● Instruction
Extract all lines containing "Vill".

● Available records
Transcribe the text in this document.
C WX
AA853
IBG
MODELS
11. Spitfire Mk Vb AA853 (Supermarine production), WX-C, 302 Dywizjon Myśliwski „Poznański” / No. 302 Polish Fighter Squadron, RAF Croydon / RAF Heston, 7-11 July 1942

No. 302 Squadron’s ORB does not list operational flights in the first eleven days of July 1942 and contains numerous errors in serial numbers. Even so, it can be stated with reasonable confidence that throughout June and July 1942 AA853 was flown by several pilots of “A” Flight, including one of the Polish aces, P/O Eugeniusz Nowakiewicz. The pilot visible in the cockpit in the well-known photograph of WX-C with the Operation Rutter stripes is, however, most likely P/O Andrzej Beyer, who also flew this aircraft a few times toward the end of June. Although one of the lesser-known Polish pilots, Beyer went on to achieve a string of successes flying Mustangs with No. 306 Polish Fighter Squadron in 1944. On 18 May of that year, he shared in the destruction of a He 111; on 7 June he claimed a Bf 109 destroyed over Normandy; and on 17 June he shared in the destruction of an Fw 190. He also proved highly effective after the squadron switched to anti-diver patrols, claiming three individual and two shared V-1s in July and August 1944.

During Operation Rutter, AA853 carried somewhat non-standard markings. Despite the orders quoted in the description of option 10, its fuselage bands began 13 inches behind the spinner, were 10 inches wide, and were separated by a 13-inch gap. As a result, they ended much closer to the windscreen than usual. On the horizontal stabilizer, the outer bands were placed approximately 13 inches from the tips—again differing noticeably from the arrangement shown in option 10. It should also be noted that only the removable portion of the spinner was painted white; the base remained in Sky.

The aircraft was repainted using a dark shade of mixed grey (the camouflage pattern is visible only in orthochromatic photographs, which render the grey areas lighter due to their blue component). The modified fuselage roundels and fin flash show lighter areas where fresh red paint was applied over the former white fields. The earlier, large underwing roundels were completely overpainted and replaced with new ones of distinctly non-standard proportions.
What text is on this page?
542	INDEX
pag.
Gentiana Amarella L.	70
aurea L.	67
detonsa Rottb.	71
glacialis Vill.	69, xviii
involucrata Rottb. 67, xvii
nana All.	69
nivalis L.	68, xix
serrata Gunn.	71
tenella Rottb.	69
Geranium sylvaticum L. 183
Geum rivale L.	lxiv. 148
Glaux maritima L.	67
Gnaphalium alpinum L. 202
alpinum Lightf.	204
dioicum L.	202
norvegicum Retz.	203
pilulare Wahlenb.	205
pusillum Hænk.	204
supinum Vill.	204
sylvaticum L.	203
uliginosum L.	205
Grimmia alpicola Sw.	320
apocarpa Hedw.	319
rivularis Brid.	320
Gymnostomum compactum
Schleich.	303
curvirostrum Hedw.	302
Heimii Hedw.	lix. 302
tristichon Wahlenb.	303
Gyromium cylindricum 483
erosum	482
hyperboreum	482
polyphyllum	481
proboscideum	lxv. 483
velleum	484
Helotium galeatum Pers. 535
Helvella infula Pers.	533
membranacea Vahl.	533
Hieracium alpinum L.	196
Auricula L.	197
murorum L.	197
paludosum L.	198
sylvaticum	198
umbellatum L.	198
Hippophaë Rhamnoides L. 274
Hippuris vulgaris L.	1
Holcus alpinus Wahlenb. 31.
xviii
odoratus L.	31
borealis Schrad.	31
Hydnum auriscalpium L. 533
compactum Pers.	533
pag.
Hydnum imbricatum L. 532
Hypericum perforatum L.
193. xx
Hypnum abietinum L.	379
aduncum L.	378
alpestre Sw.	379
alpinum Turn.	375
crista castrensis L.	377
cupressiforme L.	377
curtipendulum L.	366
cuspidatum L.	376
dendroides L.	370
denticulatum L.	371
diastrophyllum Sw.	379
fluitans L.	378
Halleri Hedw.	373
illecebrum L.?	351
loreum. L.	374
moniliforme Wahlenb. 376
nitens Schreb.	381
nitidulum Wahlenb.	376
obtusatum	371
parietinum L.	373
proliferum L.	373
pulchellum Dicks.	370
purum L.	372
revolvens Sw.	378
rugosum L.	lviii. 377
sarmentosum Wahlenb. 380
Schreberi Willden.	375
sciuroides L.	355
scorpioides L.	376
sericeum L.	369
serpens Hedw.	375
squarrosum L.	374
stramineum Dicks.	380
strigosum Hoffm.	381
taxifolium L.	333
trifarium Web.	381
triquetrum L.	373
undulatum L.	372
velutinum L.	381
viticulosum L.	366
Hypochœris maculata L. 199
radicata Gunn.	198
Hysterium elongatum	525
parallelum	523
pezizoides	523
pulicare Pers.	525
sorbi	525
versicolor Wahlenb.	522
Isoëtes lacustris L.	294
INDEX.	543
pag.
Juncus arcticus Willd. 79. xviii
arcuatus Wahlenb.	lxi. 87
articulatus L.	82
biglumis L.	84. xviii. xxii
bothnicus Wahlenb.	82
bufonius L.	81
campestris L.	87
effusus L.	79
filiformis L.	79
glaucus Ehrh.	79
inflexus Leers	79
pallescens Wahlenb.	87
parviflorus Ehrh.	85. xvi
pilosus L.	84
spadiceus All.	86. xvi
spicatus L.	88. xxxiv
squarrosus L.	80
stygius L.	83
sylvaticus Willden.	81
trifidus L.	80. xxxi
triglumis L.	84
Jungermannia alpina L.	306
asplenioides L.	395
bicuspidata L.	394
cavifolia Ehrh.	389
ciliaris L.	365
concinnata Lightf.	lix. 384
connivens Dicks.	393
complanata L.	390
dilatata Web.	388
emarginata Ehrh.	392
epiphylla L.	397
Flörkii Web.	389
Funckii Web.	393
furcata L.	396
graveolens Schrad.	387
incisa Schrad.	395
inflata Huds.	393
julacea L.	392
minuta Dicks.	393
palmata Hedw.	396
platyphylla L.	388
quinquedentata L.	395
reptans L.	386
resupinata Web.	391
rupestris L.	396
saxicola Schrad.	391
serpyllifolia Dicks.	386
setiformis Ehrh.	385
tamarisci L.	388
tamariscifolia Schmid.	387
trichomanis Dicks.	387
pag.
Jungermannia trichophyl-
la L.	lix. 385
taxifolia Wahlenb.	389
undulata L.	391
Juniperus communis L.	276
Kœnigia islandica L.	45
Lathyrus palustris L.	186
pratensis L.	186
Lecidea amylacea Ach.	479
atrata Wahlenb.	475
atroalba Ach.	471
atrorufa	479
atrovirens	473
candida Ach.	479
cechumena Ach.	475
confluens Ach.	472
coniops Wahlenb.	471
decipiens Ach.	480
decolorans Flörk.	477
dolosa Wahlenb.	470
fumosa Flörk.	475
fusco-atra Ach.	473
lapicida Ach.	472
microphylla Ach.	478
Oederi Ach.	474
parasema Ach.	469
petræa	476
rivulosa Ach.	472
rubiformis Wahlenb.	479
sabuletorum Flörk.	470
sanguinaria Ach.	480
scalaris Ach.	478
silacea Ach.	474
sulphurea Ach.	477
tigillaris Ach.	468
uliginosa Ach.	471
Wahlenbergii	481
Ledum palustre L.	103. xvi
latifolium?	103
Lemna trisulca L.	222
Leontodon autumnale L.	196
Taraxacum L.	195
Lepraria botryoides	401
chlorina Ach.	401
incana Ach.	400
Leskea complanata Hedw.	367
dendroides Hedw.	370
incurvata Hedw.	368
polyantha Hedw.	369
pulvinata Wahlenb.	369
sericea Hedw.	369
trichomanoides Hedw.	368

● Response to this exercise
glacialis Vill.	69, xviii
supinum Vill.	204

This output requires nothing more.